**Exercise requirements**
Locate the word "music" in the data below, then copy every line that holds it.

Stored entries
__________________________________________________
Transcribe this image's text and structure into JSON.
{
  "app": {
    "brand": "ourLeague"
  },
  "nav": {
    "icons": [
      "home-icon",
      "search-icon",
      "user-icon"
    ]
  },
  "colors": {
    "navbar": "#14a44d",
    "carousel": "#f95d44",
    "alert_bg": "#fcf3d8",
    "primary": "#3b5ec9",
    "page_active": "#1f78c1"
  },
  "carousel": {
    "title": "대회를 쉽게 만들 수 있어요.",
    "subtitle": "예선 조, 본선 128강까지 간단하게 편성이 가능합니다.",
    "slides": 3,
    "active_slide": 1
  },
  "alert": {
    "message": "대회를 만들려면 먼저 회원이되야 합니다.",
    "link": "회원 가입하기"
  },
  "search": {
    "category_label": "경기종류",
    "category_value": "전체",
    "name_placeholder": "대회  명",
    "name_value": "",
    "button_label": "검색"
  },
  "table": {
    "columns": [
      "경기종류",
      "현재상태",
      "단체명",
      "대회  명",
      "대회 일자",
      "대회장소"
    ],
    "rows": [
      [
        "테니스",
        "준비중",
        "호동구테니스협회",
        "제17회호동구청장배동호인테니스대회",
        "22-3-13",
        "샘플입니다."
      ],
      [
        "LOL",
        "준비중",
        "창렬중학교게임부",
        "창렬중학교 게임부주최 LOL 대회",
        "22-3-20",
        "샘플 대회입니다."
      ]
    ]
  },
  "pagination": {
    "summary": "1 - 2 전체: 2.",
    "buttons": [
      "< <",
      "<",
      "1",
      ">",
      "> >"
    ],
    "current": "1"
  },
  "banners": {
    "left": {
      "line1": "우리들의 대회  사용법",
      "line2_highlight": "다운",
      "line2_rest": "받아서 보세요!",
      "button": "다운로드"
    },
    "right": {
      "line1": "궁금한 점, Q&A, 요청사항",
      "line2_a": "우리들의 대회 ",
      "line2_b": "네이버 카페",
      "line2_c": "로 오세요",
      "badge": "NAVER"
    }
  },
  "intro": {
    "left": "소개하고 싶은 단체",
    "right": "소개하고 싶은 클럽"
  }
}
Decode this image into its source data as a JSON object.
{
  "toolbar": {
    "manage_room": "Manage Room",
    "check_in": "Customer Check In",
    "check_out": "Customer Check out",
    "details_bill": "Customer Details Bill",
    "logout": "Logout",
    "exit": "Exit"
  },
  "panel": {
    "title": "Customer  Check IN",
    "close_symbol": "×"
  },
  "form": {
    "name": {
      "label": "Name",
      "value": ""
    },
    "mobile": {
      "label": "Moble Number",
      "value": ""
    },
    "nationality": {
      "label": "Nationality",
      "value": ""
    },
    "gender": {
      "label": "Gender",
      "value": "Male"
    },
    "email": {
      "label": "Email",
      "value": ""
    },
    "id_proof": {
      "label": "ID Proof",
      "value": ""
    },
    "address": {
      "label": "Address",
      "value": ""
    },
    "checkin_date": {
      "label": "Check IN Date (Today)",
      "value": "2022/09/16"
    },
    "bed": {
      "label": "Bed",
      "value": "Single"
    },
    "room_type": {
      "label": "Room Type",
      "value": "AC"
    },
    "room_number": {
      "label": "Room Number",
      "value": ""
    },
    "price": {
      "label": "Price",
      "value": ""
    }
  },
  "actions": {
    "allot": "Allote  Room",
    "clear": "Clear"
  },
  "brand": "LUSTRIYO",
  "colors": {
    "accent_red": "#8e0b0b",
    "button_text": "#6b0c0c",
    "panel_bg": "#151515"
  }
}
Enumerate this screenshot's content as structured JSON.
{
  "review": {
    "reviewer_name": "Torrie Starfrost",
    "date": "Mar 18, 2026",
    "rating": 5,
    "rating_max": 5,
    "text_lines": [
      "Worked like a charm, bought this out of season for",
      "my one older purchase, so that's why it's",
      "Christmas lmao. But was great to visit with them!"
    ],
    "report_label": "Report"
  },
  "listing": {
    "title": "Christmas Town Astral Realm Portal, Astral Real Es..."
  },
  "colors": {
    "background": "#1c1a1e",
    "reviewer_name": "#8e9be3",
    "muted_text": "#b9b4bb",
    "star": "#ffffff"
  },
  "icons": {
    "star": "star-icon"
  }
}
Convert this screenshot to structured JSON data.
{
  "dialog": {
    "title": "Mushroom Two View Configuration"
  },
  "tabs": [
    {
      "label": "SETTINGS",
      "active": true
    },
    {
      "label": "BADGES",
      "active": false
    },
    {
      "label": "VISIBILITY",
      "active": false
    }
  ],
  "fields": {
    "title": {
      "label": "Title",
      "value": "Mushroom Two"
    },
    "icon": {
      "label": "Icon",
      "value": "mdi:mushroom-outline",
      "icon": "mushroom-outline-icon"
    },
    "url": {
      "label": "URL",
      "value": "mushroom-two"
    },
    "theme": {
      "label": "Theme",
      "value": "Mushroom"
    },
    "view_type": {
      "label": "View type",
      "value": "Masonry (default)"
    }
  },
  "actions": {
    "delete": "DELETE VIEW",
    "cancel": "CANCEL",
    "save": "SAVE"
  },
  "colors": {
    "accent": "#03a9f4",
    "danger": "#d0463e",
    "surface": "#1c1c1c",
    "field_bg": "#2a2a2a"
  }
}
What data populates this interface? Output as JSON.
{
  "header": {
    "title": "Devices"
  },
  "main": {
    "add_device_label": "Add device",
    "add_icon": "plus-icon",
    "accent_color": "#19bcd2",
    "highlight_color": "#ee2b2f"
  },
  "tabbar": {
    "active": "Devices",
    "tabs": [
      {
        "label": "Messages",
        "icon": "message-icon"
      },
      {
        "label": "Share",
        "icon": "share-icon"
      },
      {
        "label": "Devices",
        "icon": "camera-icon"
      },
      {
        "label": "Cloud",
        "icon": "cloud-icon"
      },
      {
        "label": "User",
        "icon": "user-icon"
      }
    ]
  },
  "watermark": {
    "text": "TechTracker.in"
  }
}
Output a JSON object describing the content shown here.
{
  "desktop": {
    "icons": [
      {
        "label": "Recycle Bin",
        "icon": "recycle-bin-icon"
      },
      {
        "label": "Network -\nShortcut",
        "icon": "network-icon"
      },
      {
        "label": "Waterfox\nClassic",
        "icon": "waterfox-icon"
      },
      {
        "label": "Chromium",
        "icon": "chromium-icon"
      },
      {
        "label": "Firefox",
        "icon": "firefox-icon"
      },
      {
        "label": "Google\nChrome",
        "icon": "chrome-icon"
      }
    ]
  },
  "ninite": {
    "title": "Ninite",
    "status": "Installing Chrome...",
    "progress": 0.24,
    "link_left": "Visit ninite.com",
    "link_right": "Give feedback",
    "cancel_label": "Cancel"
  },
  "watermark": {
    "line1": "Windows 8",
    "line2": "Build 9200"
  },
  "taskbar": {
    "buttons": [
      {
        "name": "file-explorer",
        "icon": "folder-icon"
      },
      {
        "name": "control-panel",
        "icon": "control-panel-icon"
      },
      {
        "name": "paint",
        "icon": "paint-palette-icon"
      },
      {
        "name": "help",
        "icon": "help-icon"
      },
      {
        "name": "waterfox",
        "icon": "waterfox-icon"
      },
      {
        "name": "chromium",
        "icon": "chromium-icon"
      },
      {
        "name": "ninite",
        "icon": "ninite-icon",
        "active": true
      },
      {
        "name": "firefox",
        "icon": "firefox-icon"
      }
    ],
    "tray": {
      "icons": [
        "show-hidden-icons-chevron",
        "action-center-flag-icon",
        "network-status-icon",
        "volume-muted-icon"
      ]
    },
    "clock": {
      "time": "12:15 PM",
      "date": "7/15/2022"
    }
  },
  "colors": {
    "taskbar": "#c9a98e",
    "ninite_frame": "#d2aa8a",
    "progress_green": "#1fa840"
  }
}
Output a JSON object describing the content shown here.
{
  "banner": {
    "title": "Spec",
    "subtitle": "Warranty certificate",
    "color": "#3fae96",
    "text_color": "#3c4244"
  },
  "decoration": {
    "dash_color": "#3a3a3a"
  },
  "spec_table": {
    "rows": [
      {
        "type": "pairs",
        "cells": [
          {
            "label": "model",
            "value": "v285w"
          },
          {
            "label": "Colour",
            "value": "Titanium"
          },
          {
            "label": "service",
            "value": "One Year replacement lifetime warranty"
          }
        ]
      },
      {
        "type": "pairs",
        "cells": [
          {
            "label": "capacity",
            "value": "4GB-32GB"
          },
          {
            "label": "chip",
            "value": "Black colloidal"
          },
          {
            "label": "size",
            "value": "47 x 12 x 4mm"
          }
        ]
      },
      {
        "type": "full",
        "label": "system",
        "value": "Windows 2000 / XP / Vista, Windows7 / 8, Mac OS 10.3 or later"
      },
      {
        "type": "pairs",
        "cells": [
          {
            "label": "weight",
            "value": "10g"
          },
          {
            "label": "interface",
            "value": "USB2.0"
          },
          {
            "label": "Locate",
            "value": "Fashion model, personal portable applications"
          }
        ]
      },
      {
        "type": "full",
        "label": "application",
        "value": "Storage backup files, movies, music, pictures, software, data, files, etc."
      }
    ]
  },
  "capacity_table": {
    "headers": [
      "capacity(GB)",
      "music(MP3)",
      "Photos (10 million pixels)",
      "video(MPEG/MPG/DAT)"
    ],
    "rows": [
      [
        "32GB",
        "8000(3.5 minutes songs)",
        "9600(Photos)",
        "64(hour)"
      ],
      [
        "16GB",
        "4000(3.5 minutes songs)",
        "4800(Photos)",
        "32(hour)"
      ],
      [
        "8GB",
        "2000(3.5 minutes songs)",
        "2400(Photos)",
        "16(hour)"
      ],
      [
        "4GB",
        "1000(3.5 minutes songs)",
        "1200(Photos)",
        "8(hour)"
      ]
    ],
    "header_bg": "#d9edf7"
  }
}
__________________________________________________
**In response**
        "value": "Storage backup files, movies, music, pictures, software, data, files, etc."
      "music(MP3)",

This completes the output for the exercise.